_Exercise description_. Go through the listing and return every line with "this" in it.

------ Given records

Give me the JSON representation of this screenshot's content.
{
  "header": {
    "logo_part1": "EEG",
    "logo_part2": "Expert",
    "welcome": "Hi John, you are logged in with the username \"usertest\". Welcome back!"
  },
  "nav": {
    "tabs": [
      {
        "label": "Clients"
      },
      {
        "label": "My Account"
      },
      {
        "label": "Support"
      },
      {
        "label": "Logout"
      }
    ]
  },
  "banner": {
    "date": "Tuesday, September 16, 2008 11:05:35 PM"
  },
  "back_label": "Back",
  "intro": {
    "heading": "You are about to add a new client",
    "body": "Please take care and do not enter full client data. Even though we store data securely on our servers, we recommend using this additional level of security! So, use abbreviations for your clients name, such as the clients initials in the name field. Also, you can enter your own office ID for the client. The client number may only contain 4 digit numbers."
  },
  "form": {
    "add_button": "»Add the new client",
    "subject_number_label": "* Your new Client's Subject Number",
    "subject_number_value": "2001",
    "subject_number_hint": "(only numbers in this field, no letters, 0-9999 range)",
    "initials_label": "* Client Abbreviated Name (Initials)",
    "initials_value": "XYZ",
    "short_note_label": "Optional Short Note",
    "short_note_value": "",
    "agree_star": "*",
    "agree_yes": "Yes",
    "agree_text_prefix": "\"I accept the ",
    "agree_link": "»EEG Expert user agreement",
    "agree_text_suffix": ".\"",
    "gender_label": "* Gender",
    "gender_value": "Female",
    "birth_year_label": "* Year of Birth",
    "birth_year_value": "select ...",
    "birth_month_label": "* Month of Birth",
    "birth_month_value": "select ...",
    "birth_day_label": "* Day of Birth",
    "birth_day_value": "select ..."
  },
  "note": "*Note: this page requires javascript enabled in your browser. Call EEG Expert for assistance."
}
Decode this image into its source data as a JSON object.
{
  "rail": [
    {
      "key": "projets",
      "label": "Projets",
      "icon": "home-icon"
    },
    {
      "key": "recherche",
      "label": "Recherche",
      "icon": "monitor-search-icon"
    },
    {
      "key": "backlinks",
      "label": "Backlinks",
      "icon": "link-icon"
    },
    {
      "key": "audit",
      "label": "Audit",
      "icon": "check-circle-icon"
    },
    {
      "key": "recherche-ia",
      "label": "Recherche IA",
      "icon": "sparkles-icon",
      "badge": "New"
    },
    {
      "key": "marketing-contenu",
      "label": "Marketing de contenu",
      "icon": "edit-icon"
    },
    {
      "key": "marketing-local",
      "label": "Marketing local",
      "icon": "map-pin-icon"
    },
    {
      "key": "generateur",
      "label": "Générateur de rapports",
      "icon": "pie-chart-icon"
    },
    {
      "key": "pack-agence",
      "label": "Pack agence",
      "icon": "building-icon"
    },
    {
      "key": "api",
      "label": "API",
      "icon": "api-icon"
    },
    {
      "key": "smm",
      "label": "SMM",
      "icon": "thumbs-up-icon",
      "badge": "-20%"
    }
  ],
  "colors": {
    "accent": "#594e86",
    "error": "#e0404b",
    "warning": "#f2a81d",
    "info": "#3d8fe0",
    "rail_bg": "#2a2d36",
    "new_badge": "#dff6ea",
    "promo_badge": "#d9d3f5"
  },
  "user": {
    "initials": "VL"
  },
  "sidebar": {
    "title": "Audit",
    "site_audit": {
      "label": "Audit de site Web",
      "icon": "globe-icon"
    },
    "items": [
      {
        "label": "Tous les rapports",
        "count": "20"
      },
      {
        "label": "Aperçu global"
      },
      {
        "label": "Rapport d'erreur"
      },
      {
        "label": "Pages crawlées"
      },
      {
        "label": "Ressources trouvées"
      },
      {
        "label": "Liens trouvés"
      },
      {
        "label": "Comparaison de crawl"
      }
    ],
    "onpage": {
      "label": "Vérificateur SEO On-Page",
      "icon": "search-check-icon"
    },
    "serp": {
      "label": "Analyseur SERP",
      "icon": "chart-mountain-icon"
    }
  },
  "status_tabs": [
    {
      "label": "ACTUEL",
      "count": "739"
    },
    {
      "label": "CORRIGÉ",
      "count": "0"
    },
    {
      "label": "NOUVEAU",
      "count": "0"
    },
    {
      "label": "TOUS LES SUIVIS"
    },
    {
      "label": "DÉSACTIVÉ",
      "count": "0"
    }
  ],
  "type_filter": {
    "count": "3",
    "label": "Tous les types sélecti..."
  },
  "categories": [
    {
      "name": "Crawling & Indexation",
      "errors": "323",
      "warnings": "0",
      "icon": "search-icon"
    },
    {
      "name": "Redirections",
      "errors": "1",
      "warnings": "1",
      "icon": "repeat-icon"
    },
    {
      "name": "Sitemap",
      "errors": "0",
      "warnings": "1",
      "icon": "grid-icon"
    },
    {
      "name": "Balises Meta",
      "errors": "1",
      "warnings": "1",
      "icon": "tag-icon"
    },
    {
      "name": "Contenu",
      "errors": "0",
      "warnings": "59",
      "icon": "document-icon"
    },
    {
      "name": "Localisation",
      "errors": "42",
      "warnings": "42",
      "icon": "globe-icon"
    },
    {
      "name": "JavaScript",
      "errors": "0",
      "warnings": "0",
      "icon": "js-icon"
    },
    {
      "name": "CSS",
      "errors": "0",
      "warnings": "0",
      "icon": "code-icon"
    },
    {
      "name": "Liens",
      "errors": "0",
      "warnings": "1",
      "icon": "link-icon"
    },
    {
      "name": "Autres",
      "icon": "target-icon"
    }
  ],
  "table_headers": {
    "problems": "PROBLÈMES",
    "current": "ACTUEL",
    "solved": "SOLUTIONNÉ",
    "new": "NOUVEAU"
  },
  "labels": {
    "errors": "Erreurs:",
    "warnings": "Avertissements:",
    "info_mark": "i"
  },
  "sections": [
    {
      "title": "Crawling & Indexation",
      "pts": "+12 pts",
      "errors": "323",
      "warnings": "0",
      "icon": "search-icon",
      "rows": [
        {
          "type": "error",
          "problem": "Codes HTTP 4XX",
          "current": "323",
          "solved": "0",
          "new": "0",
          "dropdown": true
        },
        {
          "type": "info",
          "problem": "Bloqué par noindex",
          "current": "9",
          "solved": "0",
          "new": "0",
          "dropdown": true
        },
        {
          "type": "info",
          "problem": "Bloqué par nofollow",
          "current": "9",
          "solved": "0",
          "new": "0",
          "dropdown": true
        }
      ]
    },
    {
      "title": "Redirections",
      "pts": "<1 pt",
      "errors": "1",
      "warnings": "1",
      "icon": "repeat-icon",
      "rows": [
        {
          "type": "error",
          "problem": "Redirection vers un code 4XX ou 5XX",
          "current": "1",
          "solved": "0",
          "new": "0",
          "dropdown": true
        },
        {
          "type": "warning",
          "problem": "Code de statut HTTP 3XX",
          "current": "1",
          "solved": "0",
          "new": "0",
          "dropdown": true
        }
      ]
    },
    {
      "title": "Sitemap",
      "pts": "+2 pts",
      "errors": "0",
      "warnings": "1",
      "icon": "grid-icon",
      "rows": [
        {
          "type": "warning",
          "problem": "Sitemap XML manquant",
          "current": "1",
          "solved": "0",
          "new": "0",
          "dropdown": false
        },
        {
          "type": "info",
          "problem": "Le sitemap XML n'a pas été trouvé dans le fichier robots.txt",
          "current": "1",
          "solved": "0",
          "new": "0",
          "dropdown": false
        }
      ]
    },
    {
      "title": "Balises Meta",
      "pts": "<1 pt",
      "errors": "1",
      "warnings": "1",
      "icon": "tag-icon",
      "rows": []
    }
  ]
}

------------

_Output of the exercise_.
Give me the JSON representation of this screenshot's content.
    "body": "Please take care and do not enter full client data. Even though we store data securely on our servers, we recommend using this additional level of security! So, use abbreviations for your clients name, such as the clients initials in the name field. Also, you can enter your own office ID for the client. The client number may only contain 4 digit numbers."
    "subject_number_hint": "(only numbers in this field, no letters, 0-9999 range)",
  "note": "*Note: this page requires javascript enabled in your browser. Call EEG Expert for assistance."
Decode this image into its source data as a JSON object.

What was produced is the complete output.